___ DATA EXTRACT ___
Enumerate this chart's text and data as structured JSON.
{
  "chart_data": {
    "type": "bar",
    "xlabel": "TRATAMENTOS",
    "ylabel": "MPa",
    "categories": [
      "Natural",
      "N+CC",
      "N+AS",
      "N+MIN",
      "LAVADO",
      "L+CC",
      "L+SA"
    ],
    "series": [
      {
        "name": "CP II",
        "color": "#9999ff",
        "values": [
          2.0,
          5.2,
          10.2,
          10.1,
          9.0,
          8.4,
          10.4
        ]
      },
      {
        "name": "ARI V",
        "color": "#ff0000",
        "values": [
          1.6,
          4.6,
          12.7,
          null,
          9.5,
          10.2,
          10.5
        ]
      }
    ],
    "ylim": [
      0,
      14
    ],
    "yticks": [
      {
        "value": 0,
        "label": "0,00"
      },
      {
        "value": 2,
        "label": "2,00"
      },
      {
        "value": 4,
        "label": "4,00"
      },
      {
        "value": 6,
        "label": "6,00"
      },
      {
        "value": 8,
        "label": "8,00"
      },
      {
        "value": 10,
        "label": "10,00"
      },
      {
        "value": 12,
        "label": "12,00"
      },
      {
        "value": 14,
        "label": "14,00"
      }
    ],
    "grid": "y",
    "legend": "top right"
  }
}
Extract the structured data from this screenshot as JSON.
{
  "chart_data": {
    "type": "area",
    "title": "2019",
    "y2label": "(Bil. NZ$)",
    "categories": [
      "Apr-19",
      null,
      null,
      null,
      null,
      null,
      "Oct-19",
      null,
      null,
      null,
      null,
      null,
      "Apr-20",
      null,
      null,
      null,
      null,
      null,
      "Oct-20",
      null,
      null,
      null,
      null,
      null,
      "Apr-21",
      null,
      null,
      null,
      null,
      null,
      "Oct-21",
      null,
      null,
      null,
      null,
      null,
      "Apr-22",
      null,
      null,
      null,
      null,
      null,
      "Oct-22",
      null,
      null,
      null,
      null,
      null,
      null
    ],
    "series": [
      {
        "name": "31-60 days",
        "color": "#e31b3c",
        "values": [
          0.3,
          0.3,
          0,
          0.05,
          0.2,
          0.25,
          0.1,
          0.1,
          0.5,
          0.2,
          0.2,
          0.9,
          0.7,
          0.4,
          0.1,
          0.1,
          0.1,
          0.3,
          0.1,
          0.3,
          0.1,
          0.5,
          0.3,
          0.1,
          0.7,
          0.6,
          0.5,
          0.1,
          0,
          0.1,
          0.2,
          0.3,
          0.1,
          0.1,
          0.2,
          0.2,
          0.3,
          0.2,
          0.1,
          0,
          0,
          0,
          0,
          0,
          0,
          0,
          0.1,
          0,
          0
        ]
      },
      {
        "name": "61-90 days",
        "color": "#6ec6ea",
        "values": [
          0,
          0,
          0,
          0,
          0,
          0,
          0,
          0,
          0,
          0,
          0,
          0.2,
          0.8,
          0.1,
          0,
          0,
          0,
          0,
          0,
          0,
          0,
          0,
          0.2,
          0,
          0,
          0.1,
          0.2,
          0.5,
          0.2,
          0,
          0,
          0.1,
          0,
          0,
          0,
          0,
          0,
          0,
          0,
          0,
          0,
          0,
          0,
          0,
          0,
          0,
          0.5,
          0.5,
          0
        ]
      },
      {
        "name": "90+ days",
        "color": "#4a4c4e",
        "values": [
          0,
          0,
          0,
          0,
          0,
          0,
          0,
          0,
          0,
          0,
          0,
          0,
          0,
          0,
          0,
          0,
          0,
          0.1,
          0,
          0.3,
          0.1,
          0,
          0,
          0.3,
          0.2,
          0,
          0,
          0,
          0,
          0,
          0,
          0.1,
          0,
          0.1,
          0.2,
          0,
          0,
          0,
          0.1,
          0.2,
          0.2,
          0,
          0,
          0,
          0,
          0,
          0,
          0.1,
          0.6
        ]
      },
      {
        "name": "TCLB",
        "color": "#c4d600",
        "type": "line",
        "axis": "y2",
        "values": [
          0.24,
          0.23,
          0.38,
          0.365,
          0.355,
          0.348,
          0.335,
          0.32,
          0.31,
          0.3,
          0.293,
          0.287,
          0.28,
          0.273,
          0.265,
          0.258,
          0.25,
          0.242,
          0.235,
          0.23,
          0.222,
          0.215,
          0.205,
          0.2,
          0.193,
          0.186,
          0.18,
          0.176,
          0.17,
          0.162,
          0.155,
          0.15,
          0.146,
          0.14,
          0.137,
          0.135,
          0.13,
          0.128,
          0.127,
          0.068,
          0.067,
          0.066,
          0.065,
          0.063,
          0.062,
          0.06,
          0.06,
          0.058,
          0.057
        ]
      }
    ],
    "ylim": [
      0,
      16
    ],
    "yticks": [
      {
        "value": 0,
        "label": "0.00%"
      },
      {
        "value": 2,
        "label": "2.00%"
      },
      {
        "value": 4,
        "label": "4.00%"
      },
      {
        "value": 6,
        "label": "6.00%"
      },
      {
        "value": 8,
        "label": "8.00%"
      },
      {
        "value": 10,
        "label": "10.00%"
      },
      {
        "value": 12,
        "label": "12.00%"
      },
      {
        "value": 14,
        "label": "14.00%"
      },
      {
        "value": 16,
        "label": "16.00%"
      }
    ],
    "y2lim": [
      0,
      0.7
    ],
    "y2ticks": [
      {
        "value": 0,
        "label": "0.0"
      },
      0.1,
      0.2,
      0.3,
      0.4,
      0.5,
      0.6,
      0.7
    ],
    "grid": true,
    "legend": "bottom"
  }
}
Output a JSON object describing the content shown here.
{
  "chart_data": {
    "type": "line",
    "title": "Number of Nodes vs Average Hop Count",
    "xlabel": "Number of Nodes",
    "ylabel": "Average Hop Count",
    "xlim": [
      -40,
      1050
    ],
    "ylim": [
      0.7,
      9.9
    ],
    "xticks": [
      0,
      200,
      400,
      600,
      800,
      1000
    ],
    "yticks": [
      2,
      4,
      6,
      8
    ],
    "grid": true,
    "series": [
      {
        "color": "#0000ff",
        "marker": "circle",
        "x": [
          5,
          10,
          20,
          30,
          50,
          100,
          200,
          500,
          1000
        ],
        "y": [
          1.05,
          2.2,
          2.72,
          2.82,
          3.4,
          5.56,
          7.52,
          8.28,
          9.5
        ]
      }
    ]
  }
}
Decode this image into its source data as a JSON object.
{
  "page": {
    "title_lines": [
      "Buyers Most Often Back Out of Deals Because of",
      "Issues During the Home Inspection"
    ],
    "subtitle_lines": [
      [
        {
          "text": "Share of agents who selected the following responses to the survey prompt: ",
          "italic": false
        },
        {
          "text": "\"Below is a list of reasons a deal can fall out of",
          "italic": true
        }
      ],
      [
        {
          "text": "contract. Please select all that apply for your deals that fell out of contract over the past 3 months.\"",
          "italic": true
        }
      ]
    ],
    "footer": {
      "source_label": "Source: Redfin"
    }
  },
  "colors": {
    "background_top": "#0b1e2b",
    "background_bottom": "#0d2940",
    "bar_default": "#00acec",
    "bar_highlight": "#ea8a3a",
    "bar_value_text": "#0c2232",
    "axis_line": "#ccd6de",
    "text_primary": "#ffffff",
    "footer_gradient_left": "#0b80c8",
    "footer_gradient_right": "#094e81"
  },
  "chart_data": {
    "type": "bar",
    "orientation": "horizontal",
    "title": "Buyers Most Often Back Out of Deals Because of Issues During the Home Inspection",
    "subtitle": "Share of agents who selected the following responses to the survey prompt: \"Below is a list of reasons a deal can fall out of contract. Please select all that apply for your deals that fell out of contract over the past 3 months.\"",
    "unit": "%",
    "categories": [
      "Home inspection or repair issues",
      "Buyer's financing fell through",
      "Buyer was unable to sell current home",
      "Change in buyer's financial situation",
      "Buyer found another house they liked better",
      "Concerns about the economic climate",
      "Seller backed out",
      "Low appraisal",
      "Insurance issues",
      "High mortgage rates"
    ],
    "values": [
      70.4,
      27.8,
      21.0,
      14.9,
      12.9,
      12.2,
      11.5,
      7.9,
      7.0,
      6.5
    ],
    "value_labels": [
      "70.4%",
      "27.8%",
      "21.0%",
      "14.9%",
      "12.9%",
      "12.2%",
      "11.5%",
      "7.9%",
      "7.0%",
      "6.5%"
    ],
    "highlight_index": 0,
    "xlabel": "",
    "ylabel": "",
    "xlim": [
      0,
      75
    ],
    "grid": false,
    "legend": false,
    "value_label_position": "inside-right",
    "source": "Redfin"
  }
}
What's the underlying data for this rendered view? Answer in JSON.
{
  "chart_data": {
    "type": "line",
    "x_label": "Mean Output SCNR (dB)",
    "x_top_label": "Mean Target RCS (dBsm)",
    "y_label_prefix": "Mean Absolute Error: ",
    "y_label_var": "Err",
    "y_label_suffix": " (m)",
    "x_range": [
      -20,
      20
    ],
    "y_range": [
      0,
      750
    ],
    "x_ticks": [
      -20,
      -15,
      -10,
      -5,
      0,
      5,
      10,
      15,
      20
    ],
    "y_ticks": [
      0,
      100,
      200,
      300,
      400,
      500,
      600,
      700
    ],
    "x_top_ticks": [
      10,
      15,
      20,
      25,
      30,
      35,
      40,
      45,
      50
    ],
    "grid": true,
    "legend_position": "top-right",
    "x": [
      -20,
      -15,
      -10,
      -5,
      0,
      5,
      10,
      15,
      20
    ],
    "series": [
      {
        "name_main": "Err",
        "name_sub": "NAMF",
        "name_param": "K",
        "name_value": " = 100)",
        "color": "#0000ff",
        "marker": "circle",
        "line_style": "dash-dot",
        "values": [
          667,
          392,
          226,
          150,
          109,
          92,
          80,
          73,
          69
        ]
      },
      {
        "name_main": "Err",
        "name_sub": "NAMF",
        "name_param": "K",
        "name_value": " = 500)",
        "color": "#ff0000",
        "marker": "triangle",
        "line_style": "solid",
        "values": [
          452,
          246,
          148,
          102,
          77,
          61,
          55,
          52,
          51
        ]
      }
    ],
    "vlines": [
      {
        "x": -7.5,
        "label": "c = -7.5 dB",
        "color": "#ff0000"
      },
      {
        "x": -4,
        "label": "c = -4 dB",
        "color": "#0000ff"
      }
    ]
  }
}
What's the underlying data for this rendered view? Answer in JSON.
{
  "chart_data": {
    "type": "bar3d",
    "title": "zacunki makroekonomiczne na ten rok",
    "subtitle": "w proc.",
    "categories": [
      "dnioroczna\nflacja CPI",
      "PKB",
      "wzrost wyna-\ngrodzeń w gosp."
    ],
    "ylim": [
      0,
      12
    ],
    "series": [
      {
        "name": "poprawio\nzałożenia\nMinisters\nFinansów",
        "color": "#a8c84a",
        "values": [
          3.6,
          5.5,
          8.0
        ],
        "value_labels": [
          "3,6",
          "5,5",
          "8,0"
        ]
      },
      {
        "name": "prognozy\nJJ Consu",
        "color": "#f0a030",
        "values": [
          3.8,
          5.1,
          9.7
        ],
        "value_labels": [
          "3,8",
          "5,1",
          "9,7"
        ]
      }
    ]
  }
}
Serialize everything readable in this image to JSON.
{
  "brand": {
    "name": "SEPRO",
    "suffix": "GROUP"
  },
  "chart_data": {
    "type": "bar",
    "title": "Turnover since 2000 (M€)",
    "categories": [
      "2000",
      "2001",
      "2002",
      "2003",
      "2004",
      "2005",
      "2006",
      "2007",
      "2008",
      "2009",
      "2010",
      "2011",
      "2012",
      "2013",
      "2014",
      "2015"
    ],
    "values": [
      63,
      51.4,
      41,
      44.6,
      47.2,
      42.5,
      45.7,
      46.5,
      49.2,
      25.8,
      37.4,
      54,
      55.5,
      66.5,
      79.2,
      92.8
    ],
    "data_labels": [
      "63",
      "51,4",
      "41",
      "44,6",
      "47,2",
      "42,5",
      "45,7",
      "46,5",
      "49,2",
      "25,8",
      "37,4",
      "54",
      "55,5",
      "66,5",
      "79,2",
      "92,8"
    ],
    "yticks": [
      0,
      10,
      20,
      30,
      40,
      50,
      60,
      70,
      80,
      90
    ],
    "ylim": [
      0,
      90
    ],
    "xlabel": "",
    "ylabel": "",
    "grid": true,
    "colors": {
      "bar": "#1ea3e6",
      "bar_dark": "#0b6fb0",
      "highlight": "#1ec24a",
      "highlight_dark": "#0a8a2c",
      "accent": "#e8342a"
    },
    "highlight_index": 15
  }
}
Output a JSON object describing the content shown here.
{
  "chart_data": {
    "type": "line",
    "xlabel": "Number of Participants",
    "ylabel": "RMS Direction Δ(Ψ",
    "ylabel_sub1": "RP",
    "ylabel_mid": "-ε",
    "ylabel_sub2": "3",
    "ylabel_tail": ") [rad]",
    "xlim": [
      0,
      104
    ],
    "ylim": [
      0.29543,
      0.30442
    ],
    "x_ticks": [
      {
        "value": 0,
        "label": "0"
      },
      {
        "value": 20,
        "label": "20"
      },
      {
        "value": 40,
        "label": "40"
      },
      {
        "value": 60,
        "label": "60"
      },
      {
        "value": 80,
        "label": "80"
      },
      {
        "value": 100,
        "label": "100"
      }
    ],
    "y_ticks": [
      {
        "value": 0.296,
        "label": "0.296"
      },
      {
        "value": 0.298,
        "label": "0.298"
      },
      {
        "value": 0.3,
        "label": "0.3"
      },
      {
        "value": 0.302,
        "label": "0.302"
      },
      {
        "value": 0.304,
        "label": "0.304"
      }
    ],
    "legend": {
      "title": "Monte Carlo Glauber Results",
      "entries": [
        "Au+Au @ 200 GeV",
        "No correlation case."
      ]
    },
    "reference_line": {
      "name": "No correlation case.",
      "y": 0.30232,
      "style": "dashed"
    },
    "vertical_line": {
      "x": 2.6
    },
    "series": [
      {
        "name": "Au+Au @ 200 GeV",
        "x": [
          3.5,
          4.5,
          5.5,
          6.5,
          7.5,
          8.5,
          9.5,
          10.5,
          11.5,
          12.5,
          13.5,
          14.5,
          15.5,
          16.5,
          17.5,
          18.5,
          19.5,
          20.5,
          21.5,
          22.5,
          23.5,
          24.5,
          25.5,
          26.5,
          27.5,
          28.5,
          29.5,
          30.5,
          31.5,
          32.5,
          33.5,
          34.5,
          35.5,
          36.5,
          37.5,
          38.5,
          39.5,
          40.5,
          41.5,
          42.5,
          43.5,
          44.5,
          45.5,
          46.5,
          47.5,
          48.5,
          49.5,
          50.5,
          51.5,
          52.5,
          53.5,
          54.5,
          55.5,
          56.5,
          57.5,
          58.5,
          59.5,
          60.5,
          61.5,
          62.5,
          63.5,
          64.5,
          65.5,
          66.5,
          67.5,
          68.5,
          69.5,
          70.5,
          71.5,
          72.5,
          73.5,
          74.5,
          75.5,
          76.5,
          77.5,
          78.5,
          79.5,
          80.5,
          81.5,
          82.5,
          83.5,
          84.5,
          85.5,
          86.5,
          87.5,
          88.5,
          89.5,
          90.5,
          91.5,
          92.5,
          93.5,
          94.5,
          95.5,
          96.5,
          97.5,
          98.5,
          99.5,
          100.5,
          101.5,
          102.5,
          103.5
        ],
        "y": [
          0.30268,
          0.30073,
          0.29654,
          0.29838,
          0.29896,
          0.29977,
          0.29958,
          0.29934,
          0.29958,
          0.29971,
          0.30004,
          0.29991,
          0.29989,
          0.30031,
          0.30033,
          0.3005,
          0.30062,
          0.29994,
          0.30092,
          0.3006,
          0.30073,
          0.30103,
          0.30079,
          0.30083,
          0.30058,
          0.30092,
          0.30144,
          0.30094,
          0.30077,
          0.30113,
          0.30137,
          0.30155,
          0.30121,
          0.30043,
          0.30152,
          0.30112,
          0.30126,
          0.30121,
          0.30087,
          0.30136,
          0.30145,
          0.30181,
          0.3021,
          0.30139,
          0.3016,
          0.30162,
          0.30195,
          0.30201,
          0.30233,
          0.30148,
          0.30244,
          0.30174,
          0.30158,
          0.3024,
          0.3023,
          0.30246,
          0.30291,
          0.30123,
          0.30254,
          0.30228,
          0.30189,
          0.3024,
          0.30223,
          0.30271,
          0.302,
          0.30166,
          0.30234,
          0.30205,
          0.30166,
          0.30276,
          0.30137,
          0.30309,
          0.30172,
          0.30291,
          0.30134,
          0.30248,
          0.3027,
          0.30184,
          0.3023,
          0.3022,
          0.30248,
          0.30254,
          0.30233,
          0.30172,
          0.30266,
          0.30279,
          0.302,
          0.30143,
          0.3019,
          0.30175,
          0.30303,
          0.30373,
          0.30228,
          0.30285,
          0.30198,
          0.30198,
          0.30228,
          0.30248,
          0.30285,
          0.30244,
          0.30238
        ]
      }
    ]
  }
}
___
WRITTEN PROBLEM » Gather each line that holds "image".

ANSWER BELOW »
Decode this image into its source data as a JSON object.
Serialize everything readable in this image to JSON.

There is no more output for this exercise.